▶ _Material shown_

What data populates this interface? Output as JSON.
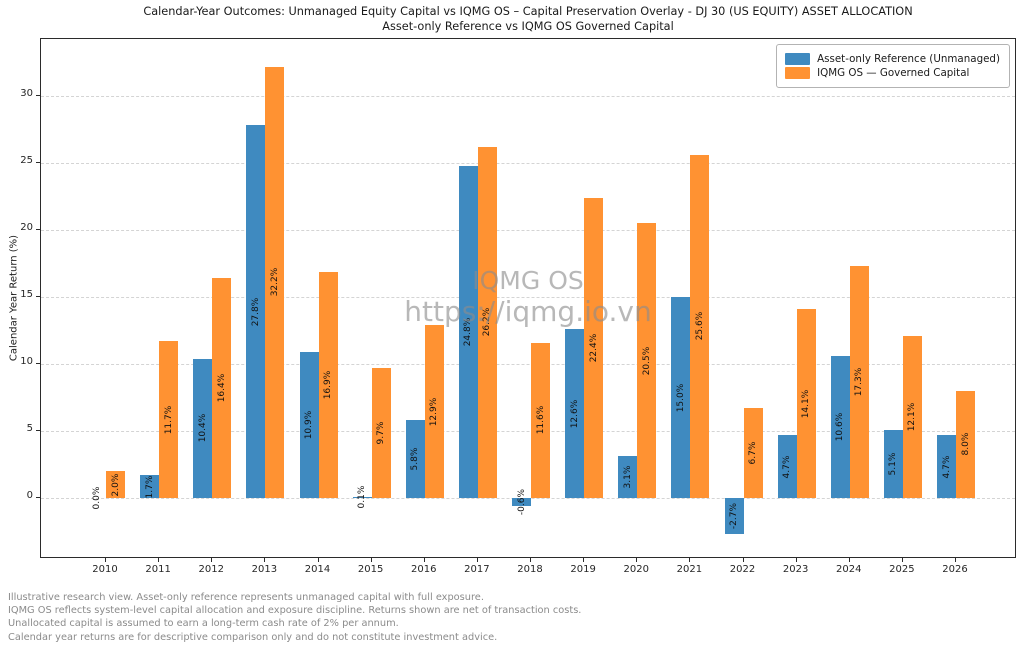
{
  "title": {
    "line1": "Calendar-Year Outcomes: Unmanaged Equity Capital vs IQMG OS – Capital Preservation Overlay - DJ 30 (US EQUITY) ASSET ALLOCATION",
    "line2": "Asset-only Reference vs IQMG OS Governed Capital"
  },
  "chart_data": {
    "type": "bar",
    "categories": [
      "2010",
      "2011",
      "2012",
      "2013",
      "2014",
      "2015",
      "2016",
      "2017",
      "2018",
      "2019",
      "2020",
      "2021",
      "2022",
      "2023",
      "2024",
      "2025",
      "2026"
    ],
    "series": [
      {
        "name": "Asset-only Reference (Unmanaged)",
        "color": "#3f8ac0",
        "values": [
          0.0,
          1.7,
          10.4,
          27.8,
          10.9,
          0.1,
          5.8,
          24.8,
          -0.6,
          12.6,
          3.1,
          15.0,
          -2.7,
          4.7,
          10.6,
          5.1,
          4.7
        ]
      },
      {
        "name": "IQMG OS — Governed Capital",
        "color": "#ff9232",
        "values": [
          2.0,
          11.7,
          16.4,
          32.2,
          16.9,
          9.7,
          12.9,
          26.2,
          11.6,
          22.4,
          20.5,
          25.6,
          6.7,
          14.1,
          17.3,
          12.1,
          8.0
        ]
      }
    ],
    "ylabel": "Calendar Year Return (%)",
    "xlabel": "",
    "yticks": [
      0,
      5,
      10,
      15,
      20,
      25,
      30
    ],
    "ylim": [
      -4.6,
      34.3
    ],
    "grid": "horizontal-dashed",
    "legend_position": "top-right",
    "value_label_format": "{value}%"
  },
  "watermark": {
    "line1": "IQMG OS",
    "line2": "https://iqmg.io.vn"
  },
  "footnotes": [
    "Illustrative research view. Asset-only reference represents unmanaged capital with full exposure.",
    "IQMG OS reflects system-level capital allocation and exposure discipline. Returns shown are net of transaction costs.",
    "Unallocated capital is assumed to earn a long-term cash rate of 2% per annum.",
    "Calendar year returns are for descriptive comparison only and do not constitute investment advice."
  ]
}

▶ _What the exercise asks_
Except for the pictures, copy the material above exactly.

▶ _Output of the task_
What data populates this interface? Output as JSON.
{
  "title": {
    "line1": "Calendar-Year Outcomes: Unmanaged Equity Capital vs IQMG OS – Capital Preservation Overlay - DJ 30 (US EQUITY) ASSET ALLOCATION",
    "line2": "Asset-only Reference vs IQMG OS Governed Capital"
  },
  "chart_data": {
    "type": "bar",
    "categories": [
      "2010",
      "2011",
      "2012",
      "2013",
      "2014",
      "2015",
      "2016",
      "2017",
      "2018",
      "2019",
      "2020",
      "2021",
      "2022",
      "2023",
      "2024",
      "2025",
      "2026"
    ],
    "series": [
      {
        "name": "Asset-only Reference (Unmanaged)",
        "color": "#3f8ac0",
        "values": [
          0.0,
          1.7,
          10.4,
          27.8,
          10.9,
          0.1,
          5.8,
          24.8,
          -0.6,
          12.6,
          3.1,
          15.0,
          -2.7,
          4.7,
          10.6,
          5.1,
          4.7
        ]
      },
      {
        "name": "IQMG OS — Governed Capital",
        "color": "#ff9232",
        "values": [
          2.0,
          11.7,
          16.4,
          32.2,
          16.9,
          9.7,
          12.9,
          26.2,
          11.6,
          22.4,
          20.5,
          25.6,
          6.7,
          14.1,
          17.3,
          12.1,
          8.0
        ]
      }
    ],
    "ylabel": "Calendar Year Return (%)",
    "xlabel": "",
    "yticks": [
      0,
      5,
      10,
      15,
      20,
      25,
      30
    ],
    "ylim": [
      -4.6,
      34.3
    ],
    "grid": "horizontal-dashed",
    "legend_position": "top-right",
    "value_label_format": "{value}%"
  },
  "watermark": {
    "line1": "IQMG OS",
    "line2": "https://iqmg.io.vn"
  },
  "footnotes": [
    "Illustrative research view. Asset-only reference represents unmanaged capital with full exposure.",
    "IQMG OS reflects system-level capital allocation and exposure discipline. Returns shown are net of transaction costs.",
    "Unallocated capital is assumed to earn a long-term cash rate of 2% per annum.",
    "Calendar year returns are for descriptive comparison only and do not constitute investment advice."
  ]
}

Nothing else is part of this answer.